TEKS KUTIPAN:

Diplomasi koersif dapat dilihat pada kasus Afghanistan, setelah serangan teroris mengejutkan 9/11 ke menara Kembar, pemerintah AS sampai pada kesimpulan bahwa Al Qaeda dan pemimpinnya Osama bin Laden adalah dalang dalam rencana tersebut. 

AS kemudian memutuskan untuk menangkap Osama bin Laden dari pangkalannya di Afghanistan yang dikuasai Taliban, di mana ia dapat merencanakan aksi teroris 9/11 plot dalam isolasi. Proses pemaksaan oleh pemerintah AS terdiri dari melakukan tekanan pada Taliban untuk menyerahkan bin Laden. Itu dilakukan selama hampir tiga puluh hari, tetapi Taliban menolak untuk menyerahkan pemimpin mereka. Untuk alasan ini, pasukan militer AS melancarkan serangan udara dengan bekerja sama dengan Aliansi Utara. 

Taliban dikalahkan dan pemerintahan sementara diberikan oleh Aliansi Utara anti-Taliban di Kabul telah didirikan. Selama periode pemaksaan diterapkan, pasukan militer AS masih siap untuk menyerang kelompok Taliban tetapi ini tidak berarti bahwa pasukan AS akan menyerang bahkan jika Taliban telah sesuai dengan tuntutan Amerika Serikat. 

Alasan yang kredibel mengapa pasukan masih berada dibawah wilayah Afghanistan adalah untuk sepenuhnya memastikan kepatuhan Taliban tanpa alternatif. Tapi yang menjadi pertanyaanya adalah mengapa tuntutan yang diajukan kepada Taliban tidak diterima ? hal ini terjadi dikarenakan pada 2001 adanya ambiguitas atas kebijakan AS terhadap perubahan rezim yang pada Afghanistan sehingga menyebabkan kesalahpahaman.

Kasus yang ada terjadi pada Afghanistan menunjukkan kegagalan penerapan diplomasi koersif karena menunjukkan keterbatasan target dengan sebuah sistem kepercayaan yang bertentangan dan ini adalah contoh yang jelas dari pemaksaan negara sponsor terorisme. Kegagalan AS dalam mendefenisikan konflik Afghanistan Taliban mengagalkan jalannya diplomasi koersif terjadi. 

Kasus 9/11 dianggap sebagai akar dari permasalahan Afghanistan, namun pada kenyataannya jauh sebelum kasus serangan  9/11 pemerintah AS sudah ikut membantu kelompok Taliban dalam mengusir Uni Soviet pada masa perang dingin.

TUGAS LATIHAN A:
Tuliskan kembali baris-baris data tanpa perubahan, mulai dari baris paling awal data sampai baris data yang berisi "filter-icon[interactable] [1055, 47, 1066, 55]", keduanya ikut disertakan.

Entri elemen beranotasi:
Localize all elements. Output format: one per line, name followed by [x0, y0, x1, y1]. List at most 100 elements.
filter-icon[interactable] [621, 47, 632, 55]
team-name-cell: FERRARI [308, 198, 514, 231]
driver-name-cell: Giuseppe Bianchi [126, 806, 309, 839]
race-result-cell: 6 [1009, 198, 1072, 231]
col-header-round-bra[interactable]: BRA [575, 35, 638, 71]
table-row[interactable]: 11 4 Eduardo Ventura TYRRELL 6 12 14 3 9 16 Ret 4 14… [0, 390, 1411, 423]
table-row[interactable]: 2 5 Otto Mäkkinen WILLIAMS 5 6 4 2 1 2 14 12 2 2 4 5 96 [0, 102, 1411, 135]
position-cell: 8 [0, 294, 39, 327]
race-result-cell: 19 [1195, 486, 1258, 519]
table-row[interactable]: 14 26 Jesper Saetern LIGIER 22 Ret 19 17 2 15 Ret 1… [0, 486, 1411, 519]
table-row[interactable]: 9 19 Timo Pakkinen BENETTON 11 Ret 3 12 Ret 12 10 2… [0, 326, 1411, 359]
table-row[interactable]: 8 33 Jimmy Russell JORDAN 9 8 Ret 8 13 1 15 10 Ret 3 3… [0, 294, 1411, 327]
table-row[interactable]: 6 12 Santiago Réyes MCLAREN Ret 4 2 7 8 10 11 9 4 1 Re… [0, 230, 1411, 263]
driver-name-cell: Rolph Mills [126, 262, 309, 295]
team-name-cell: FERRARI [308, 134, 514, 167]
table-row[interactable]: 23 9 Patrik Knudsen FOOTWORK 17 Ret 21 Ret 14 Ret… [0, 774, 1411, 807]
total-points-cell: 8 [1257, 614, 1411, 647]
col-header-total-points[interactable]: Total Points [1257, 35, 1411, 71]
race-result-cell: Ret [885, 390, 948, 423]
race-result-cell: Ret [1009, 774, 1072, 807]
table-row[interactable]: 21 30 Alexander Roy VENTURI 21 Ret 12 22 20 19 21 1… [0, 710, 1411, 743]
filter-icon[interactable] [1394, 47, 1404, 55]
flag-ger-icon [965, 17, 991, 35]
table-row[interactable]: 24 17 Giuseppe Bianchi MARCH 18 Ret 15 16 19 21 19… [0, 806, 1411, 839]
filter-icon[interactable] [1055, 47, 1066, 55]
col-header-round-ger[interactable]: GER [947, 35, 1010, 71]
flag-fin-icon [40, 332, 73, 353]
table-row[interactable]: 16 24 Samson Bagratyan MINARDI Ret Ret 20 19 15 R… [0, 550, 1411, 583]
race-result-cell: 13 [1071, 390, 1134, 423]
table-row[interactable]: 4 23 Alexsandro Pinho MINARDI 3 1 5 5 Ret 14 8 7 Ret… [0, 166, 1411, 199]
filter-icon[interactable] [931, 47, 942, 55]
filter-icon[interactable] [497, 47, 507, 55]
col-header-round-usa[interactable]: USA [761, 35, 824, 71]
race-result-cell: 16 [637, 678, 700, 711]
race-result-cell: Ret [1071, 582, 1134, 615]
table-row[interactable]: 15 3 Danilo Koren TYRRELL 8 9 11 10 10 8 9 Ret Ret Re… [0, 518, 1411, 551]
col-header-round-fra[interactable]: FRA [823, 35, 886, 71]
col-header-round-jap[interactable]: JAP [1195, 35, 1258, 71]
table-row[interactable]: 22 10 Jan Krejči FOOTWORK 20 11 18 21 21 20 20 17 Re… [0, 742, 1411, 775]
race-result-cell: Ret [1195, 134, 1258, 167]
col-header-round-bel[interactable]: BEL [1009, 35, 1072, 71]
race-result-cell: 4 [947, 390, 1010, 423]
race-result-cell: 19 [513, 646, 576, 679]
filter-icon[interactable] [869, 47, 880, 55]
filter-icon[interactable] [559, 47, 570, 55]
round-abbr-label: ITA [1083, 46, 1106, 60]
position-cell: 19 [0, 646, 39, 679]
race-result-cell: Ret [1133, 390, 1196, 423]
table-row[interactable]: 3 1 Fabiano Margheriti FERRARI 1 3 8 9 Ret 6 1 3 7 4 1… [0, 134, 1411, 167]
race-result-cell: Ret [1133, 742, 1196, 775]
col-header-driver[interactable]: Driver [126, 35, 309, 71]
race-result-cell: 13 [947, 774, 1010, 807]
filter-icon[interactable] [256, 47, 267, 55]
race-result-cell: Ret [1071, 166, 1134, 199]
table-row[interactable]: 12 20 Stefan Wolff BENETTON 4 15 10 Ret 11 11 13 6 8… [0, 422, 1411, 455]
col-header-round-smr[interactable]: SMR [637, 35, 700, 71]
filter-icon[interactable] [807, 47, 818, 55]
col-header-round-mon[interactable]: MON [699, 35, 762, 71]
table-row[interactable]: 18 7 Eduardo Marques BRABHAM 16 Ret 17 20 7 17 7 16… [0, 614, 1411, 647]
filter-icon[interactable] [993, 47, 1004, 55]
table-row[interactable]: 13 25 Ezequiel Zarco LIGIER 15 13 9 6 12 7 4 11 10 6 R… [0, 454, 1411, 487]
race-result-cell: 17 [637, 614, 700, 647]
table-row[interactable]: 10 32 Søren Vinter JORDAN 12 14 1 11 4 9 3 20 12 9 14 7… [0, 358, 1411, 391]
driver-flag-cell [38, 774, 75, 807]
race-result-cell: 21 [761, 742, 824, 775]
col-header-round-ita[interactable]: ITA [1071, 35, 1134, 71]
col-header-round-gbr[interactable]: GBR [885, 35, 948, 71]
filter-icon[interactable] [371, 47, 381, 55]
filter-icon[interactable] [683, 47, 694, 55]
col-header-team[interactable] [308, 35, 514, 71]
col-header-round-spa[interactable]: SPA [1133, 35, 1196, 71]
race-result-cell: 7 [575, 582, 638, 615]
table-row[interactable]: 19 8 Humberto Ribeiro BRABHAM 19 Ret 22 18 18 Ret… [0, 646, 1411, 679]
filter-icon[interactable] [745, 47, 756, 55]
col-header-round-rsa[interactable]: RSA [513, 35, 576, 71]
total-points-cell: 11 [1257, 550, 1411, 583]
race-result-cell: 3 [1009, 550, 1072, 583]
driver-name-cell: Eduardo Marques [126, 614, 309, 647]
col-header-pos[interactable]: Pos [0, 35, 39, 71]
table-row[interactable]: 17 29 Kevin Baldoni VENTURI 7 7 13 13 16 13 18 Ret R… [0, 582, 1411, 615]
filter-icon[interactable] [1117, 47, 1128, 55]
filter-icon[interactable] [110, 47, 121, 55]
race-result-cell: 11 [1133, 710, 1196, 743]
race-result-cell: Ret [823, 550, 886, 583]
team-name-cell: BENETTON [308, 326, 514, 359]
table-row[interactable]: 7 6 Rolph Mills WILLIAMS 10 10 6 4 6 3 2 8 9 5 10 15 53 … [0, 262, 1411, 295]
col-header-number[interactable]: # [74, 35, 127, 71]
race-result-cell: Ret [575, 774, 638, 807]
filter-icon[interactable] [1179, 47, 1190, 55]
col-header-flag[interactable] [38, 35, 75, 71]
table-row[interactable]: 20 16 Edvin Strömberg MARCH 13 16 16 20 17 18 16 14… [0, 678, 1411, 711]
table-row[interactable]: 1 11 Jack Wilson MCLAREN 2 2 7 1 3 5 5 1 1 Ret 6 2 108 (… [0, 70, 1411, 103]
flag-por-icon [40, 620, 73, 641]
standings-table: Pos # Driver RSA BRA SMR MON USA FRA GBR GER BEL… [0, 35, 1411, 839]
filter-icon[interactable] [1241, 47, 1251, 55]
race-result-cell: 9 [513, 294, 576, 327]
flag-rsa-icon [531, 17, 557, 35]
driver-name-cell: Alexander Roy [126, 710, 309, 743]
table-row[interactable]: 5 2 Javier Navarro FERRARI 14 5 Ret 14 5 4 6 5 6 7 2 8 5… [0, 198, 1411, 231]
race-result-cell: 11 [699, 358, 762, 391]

TUGAS LATIHAN B:
Menurut kutipan tentang diplomasi koersif di Afghanistan, berapa lama pemerintah AS menekan Taliban agar menyerahkan bin Laden?

JAWABAN BENAR A:
Localize all elements. Output format: one per line, name followed by [x0, y0, x1, y1]. List at most 100 elements.
filter-icon[interactable] [621, 47, 632, 55]
team-name-cell: FERRARI [308, 198, 514, 231]
driver-name-cell: Giuseppe Bianchi [126, 806, 309, 839]
race-result-cell: 6 [1009, 198, 1072, 231]
col-header-round-bra[interactable]: BRA [575, 35, 638, 71]
table-row[interactable]: 11 4 Eduardo Ventura TYRRELL 6 12 14 3 9 16 Ret 4 14… [0, 390, 1411, 423]
table-row[interactable]: 2 5 Otto Mäkkinen WILLIAMS 5 6 4 2 1 2 14 12 2 2 4 5 96 [0, 102, 1411, 135]
position-cell: 8 [0, 294, 39, 327]
race-result-cell: 19 [1195, 486, 1258, 519]
table-row[interactable]: 14 26 Jesper Saetern LIGIER 22 Ret 19 17 2 15 Ret 1… [0, 486, 1411, 519]
table-row[interactable]: 9 19 Timo Pakkinen BENETTON 11 Ret 3 12 Ret 12 10 2… [0, 326, 1411, 359]
table-row[interactable]: 8 33 Jimmy Russell JORDAN 9 8 Ret 8 13 1 15 10 Ret 3 3… [0, 294, 1411, 327]
table-row[interactable]: 6 12 Santiago Réyes MCLAREN Ret 4 2 7 8 10 11 9 4 1 Re… [0, 230, 1411, 263]
driver-name-cell: Rolph Mills [126, 262, 309, 295]
team-name-cell: FERRARI [308, 134, 514, 167]
table-row[interactable]: 23 9 Patrik Knudsen FOOTWORK 17 Ret 21 Ret 14 Ret… [0, 774, 1411, 807]
total-points-cell: 8 [1257, 614, 1411, 647]
col-header-total-points[interactable]: Total Points [1257, 35, 1411, 71]
race-result-cell: Ret [885, 390, 948, 423]
race-result-cell: Ret [1009, 774, 1072, 807]
table-row[interactable]: 21 30 Alexander Roy VENTURI 21 Ret 12 22 20 19 21 1… [0, 710, 1411, 743]
filter-icon[interactable] [1394, 47, 1404, 55]
flag-ger-icon [965, 17, 991, 35]
table-row[interactable]: 24 17 Giuseppe Bianchi MARCH 18 Ret 15 16 19 21 19… [0, 806, 1411, 839]
filter-icon[interactable] [1055, 47, 1066, 55]

JAWABAN BENAR B:
Hampir tiga puluh hari.